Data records
╭──

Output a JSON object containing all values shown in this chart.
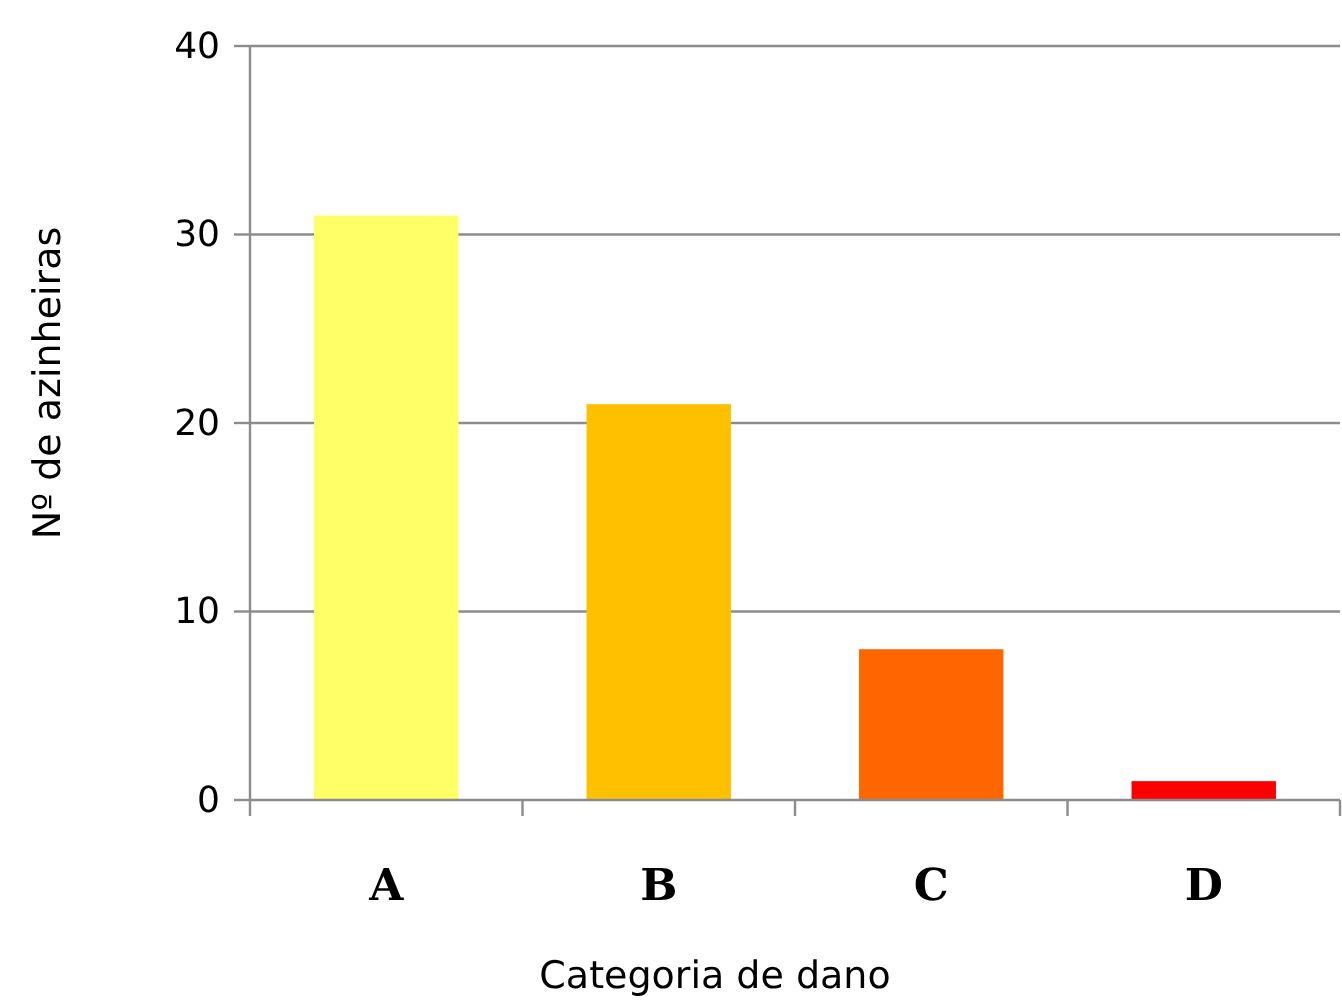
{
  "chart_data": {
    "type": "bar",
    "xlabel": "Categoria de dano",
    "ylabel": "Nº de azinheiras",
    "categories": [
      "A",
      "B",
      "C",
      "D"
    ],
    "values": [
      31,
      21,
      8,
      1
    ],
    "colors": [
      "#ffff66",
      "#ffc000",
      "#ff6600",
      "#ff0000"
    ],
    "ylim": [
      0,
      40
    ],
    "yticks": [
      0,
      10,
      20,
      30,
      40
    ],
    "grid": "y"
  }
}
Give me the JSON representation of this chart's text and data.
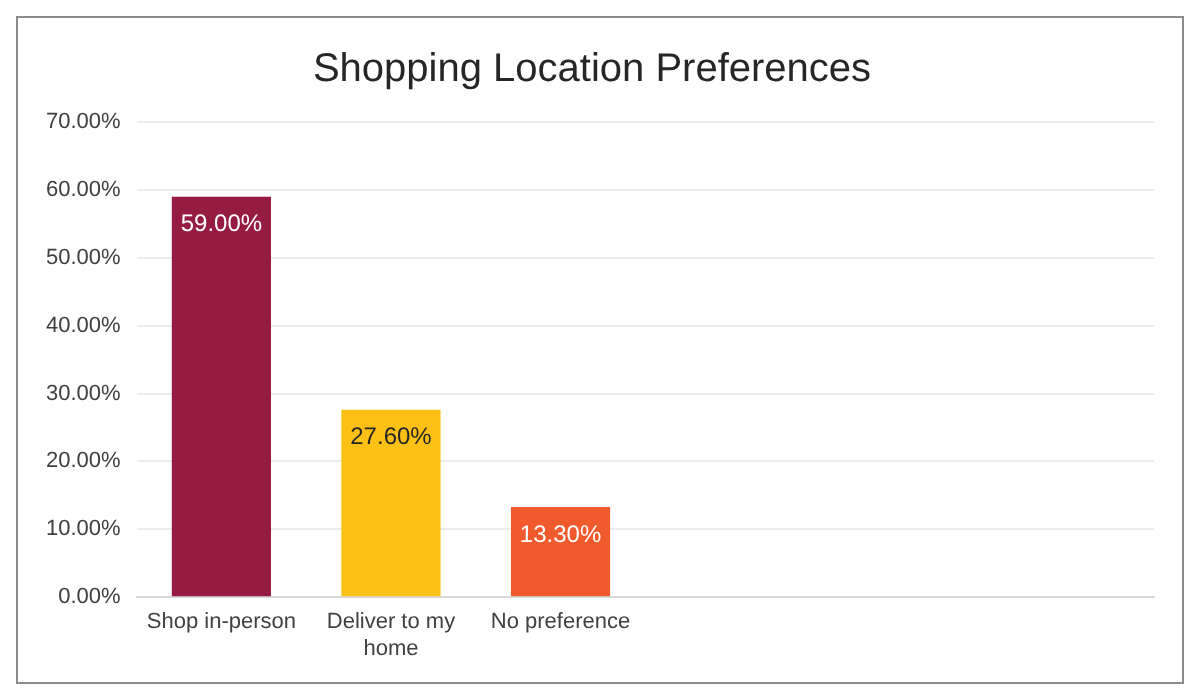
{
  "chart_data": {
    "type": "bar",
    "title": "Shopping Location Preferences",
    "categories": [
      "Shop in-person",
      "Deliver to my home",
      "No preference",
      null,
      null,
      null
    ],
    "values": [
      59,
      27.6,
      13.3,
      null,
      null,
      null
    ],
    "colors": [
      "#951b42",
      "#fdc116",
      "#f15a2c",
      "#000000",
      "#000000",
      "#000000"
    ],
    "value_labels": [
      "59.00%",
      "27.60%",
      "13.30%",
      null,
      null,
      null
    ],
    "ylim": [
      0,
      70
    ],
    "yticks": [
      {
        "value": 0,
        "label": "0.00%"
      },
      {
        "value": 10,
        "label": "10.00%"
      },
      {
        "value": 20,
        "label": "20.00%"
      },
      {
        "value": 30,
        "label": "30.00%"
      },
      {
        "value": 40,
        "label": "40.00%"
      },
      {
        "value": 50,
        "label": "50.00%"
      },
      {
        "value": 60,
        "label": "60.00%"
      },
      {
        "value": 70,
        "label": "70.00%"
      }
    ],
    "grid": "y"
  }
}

╰──

Repeat the data exactly in full, omitting its pictures.

Output a JSON object containing all values shown in this chart.
{
  "chart_data": {
    "type": "bar",
    "xlabel": "Categoria de dano",
    "ylabel": "Nº de azinheiras",
    "categories": [
      "A",
      "B",
      "C",
      "D"
    ],
    "values": [
      31,
      21,
      8,
      1
    ],
    "colors": [
      "#ffff66",
      "#ffc000",
      "#ff6600",
      "#ff0000"
    ],
    "ylim": [
      0,
      40
    ],
    "yticks": [
      0,
      10,
      20,
      30,
      40
    ],
    "grid": "y"
  }
}
Give me the JSON representation of this chart's text and data.
{
  "chart_data": {
    "type": "bar",
    "title": "Shopping Location Preferences",
    "categories": [
      "Shop in-person",
      "Deliver to my home",
      "No preference",
      null,
      null,
      null
    ],
    "values": [
      59,
      27.6,
      13.3,
      null,
      null,
      null
    ],
    "colors": [
      "#951b42",
      "#fdc116",
      "#f15a2c",
      "#000000",
      "#000000",
      "#000000"
    ],
    "value_labels": [
      "59.00%",
      "27.60%",
      "13.30%",
      null,
      null,
      null
    ],
    "ylim": [
      0,
      70
    ],
    "yticks": [
      {
        "value": 0,
        "label": "0.00%"
      },
      {
        "value": 10,
        "label": "10.00%"
      },
      {
        "value": 20,
        "label": "20.00%"
      },
      {
        "value": 30,
        "label": "30.00%"
      },
      {
        "value": 40,
        "label": "40.00%"
      },
      {
        "value": 50,
        "label": "50.00%"
      },
      {
        "value": 60,
        "label": "60.00%"
      },
      {
        "value": 70,
        "label": "70.00%"
      }
    ],
    "grid": "y"
  }
}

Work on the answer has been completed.